━━━ Dataset excerpts ━━━

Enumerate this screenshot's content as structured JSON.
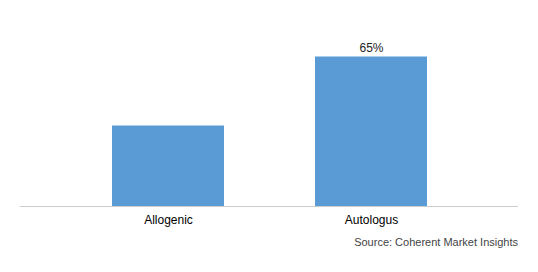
{
  "chart_data": {
    "type": "bar",
    "categories": [
      "Allogenic",
      "Autologus"
    ],
    "values": [
      35,
      65
    ],
    "value_labels": [
      null,
      "65%"
    ],
    "color": "#5b9bd5",
    "ylim": [
      0,
      80
    ],
    "grid": false,
    "tick_labels": "x",
    "annotations": [
      "Source: Coherent Market Insights"
    ]
  }
}
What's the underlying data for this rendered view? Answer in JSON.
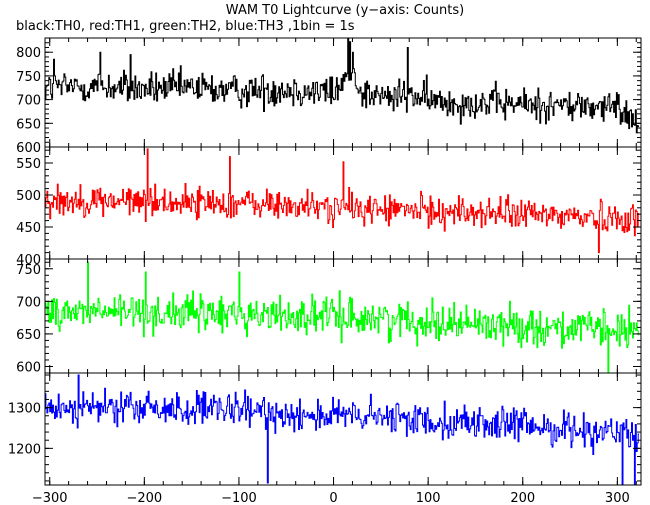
{
  "chart_data": {
    "type": "line",
    "title": "WAM T0 Lightcurve (y−axis: Counts)",
    "subtitle": "black:TH0, red:TH1, green:TH2, blue:TH3 ,1bin = 1s",
    "xlim": [
      -305,
      325
    ],
    "x_ticks": [
      -300,
      -200,
      -100,
      0,
      100,
      200,
      300
    ],
    "x_minor_step": 20,
    "panels": [
      {
        "name": "TH0",
        "color": "#000000",
        "ylim": [
          600,
          830
        ],
        "y_ticks": [
          600,
          650,
          700,
          750,
          800
        ],
        "y_minor_step": 10,
        "trend": [
          [
            -300,
            725
          ],
          [
            -250,
            728
          ],
          [
            -200,
            722
          ],
          [
            -150,
            725
          ],
          [
            -100,
            718
          ],
          [
            -50,
            722
          ],
          [
            0,
            715
          ],
          [
            10,
            738
          ],
          [
            20,
            760
          ],
          [
            30,
            715
          ],
          [
            60,
            703
          ],
          [
            80,
            712
          ],
          [
            100,
            697
          ],
          [
            150,
            693
          ],
          [
            200,
            690
          ],
          [
            250,
            687
          ],
          [
            300,
            682
          ],
          [
            320,
            658
          ]
        ],
        "noise": 32,
        "spikes": [
          [
            -296,
            785
          ],
          [
            -247,
            800
          ],
          [
            -215,
            795
          ],
          [
            15,
            828
          ],
          [
            17,
            822
          ],
          [
            20,
            800
          ],
          [
            78,
            810
          ]
        ]
      },
      {
        "name": "TH1",
        "color": "#ff0000",
        "ylim": [
          400,
          575
        ],
        "y_ticks": [
          400,
          450,
          500,
          550
        ],
        "y_minor_step": 10,
        "trend": [
          [
            -300,
            492
          ],
          [
            -200,
            490
          ],
          [
            -100,
            487
          ],
          [
            0,
            480
          ],
          [
            100,
            475
          ],
          [
            200,
            470
          ],
          [
            300,
            465
          ],
          [
            320,
            462
          ]
        ],
        "noise": 22,
        "spikes": [
          [
            -197,
            572
          ],
          [
            -110,
            560
          ],
          [
            10,
            552
          ],
          [
            280,
            410
          ]
        ]
      },
      {
        "name": "TH2",
        "color": "#00ff00",
        "ylim": [
          590,
          765
        ],
        "y_ticks": [
          600,
          650,
          700,
          750
        ],
        "y_minor_step": 10,
        "trend": [
          [
            -300,
            685
          ],
          [
            -200,
            683
          ],
          [
            -100,
            680
          ],
          [
            0,
            677
          ],
          [
            100,
            670
          ],
          [
            200,
            662
          ],
          [
            300,
            655
          ],
          [
            320,
            652
          ]
        ],
        "noise": 26,
        "spikes": [
          [
            -260,
            760
          ],
          [
            -199,
            745
          ],
          [
            -100,
            745
          ],
          [
            290,
            590
          ]
        ]
      },
      {
        "name": "TH3",
        "color": "#0000ff",
        "ylim": [
          1110,
          1385
        ],
        "y_ticks": [
          1200,
          1300
        ],
        "y_minor_step": 20,
        "trend": [
          [
            -300,
            1300
          ],
          [
            -200,
            1298
          ],
          [
            -100,
            1292
          ],
          [
            0,
            1280
          ],
          [
            100,
            1270
          ],
          [
            200,
            1255
          ],
          [
            300,
            1240
          ],
          [
            320,
            1235
          ]
        ],
        "noise": 38,
        "spikes": [
          [
            -270,
            1380
          ],
          [
            -70,
            1115
          ],
          [
            305,
            1110
          ],
          [
            318,
            1112
          ]
        ]
      }
    ]
  }
}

━━━

> _Work required_
Only lines with the word "this" are wanted, so copy each one from the records.

> _Full output_
Enumerate this screenshot's content as structured JSON.
What's the underlying data for this rendered view? Answer in JSON.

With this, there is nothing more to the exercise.